▸ Aim of the exercise:
Copy out all lines that carry the word "placeholder".

▸ Data excerpts:
-- Begin --
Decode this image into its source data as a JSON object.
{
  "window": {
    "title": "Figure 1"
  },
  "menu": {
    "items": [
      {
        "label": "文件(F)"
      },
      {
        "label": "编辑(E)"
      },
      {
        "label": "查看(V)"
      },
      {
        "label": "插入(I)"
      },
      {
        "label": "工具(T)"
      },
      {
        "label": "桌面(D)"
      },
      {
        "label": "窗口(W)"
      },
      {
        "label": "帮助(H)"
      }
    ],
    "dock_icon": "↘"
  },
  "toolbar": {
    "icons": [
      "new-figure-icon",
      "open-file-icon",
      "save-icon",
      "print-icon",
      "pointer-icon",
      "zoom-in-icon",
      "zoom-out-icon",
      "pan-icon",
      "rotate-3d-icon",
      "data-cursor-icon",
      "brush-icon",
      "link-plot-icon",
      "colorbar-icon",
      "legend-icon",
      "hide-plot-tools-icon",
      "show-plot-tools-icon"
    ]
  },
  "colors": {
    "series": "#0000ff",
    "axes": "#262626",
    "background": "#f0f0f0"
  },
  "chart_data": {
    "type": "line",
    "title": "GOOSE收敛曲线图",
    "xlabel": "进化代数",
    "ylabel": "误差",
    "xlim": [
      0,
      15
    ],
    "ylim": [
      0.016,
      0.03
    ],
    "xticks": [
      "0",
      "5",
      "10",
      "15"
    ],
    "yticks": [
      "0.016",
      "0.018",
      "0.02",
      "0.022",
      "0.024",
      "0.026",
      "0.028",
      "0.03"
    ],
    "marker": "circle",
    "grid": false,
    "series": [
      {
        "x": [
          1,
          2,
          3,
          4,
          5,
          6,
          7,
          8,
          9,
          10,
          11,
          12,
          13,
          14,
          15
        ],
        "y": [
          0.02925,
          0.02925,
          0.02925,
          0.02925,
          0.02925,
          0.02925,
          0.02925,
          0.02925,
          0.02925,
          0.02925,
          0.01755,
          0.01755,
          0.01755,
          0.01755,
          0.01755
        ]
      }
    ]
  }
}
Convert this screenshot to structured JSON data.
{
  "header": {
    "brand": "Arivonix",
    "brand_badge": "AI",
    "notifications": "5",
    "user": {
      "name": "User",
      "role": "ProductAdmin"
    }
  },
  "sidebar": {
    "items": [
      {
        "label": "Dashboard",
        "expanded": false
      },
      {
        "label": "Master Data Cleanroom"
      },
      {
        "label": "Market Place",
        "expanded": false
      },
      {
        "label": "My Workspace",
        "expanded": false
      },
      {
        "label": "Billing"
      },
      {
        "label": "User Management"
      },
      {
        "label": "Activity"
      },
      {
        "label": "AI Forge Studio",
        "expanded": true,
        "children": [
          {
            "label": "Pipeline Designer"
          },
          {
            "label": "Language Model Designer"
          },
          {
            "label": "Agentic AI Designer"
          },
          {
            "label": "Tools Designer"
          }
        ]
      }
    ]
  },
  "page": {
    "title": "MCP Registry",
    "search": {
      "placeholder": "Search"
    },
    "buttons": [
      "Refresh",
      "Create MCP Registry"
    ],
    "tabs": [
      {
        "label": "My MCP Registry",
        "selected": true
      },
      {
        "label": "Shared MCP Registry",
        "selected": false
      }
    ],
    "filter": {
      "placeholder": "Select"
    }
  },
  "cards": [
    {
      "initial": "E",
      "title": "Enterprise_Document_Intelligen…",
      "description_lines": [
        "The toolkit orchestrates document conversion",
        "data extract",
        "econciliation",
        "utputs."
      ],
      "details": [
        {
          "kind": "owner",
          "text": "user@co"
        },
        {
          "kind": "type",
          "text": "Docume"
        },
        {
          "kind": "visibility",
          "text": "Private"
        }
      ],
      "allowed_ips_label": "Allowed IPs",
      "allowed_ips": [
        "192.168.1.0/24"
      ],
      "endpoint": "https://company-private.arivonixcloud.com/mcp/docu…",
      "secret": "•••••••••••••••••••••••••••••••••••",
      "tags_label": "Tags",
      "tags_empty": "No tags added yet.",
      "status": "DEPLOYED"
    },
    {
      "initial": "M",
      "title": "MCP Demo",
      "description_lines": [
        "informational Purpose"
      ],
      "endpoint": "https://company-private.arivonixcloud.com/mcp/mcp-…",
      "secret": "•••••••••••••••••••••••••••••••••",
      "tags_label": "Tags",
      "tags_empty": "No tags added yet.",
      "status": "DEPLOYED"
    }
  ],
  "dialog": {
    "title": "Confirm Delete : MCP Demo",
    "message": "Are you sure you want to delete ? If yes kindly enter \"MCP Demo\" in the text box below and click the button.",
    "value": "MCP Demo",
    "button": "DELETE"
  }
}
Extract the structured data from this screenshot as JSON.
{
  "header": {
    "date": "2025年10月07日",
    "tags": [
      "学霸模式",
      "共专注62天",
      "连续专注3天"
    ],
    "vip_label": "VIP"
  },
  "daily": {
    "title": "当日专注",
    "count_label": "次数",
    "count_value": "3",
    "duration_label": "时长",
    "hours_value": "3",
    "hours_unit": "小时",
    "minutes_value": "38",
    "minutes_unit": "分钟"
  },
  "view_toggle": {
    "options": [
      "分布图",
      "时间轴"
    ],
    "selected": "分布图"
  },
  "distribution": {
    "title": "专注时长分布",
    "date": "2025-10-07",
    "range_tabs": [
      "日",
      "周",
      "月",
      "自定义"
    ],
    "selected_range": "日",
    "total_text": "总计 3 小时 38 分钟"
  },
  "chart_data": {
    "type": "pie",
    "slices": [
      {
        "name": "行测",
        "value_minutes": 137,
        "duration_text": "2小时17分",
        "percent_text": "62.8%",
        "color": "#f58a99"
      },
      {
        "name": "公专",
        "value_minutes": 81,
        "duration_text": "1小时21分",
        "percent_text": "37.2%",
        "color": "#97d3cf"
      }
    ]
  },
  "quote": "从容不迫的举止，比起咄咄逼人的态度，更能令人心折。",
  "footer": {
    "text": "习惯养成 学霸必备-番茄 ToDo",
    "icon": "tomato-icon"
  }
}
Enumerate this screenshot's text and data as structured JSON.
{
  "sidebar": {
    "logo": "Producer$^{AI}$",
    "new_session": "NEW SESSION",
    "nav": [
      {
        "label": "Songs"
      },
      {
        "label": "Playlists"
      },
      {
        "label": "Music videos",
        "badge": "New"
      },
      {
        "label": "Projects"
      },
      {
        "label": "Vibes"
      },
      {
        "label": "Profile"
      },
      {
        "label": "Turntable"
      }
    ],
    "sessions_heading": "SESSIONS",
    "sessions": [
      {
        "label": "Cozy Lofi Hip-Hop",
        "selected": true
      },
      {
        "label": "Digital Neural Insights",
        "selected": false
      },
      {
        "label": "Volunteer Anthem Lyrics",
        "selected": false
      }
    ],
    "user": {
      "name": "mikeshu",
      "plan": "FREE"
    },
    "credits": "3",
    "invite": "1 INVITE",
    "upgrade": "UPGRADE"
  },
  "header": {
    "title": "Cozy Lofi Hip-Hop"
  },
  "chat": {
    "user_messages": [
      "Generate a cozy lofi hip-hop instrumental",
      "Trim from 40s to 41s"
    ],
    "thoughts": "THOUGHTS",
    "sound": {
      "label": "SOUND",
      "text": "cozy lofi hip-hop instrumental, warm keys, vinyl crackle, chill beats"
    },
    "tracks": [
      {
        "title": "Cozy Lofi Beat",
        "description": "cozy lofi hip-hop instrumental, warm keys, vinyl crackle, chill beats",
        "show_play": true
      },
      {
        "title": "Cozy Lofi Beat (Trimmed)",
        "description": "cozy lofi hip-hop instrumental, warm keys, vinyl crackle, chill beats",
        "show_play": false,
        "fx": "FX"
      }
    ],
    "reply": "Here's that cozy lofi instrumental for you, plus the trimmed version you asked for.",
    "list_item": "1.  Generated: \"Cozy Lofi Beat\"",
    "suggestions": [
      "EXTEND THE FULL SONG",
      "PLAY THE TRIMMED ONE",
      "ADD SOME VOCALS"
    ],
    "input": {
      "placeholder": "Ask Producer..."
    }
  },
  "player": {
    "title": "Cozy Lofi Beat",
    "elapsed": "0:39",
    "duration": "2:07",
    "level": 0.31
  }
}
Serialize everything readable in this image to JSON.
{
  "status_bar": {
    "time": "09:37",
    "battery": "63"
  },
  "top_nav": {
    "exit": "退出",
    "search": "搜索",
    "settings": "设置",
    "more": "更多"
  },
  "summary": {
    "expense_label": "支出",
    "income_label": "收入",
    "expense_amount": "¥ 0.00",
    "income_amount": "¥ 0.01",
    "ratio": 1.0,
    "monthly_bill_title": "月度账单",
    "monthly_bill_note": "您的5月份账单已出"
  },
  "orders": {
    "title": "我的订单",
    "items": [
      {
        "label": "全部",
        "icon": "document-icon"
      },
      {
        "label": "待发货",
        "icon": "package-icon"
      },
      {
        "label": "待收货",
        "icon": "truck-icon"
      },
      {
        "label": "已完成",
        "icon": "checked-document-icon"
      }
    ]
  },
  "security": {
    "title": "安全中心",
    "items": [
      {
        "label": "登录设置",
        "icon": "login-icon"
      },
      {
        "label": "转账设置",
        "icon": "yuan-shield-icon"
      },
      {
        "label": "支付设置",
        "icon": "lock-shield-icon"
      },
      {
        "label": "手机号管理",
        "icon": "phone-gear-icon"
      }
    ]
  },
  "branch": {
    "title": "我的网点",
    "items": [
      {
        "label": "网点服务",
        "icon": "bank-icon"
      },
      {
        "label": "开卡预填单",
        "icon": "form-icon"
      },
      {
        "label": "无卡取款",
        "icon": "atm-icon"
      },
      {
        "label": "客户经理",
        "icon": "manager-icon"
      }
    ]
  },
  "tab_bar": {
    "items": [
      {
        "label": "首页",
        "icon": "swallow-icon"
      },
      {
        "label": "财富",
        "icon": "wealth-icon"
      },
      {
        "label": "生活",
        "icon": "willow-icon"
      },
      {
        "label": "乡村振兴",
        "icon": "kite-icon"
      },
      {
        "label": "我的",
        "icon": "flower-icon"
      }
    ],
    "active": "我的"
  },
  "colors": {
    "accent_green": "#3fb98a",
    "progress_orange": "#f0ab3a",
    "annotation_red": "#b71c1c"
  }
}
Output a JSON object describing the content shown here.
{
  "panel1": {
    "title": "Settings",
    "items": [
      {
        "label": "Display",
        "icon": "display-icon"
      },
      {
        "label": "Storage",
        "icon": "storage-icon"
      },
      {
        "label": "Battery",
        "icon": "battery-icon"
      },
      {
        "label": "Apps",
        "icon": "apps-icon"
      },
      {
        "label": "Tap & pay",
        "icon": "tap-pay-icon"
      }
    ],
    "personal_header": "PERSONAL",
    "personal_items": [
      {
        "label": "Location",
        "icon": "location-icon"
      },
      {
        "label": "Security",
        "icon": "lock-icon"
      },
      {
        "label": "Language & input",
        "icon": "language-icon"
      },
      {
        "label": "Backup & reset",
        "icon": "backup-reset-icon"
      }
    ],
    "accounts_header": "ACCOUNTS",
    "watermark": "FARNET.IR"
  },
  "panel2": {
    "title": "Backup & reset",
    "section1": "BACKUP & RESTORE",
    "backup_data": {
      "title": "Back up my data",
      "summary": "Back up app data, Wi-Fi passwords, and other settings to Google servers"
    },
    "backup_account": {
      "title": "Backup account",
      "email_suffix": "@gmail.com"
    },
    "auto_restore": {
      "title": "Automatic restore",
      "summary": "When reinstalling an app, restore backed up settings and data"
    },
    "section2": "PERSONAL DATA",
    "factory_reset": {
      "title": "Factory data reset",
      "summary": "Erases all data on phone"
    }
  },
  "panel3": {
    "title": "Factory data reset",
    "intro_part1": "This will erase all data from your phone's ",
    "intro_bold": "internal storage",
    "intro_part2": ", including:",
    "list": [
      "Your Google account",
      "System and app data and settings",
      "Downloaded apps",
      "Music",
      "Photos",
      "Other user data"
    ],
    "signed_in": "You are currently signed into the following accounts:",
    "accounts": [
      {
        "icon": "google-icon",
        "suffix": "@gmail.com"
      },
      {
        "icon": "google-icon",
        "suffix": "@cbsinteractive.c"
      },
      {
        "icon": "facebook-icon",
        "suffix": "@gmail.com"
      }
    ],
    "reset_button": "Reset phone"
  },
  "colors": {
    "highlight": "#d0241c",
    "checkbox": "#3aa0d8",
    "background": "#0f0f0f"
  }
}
-- End --
▸ Result:
      "placeholder": "Search"
      "placeholder": "Select"
      "placeholder": "Ask Producer..."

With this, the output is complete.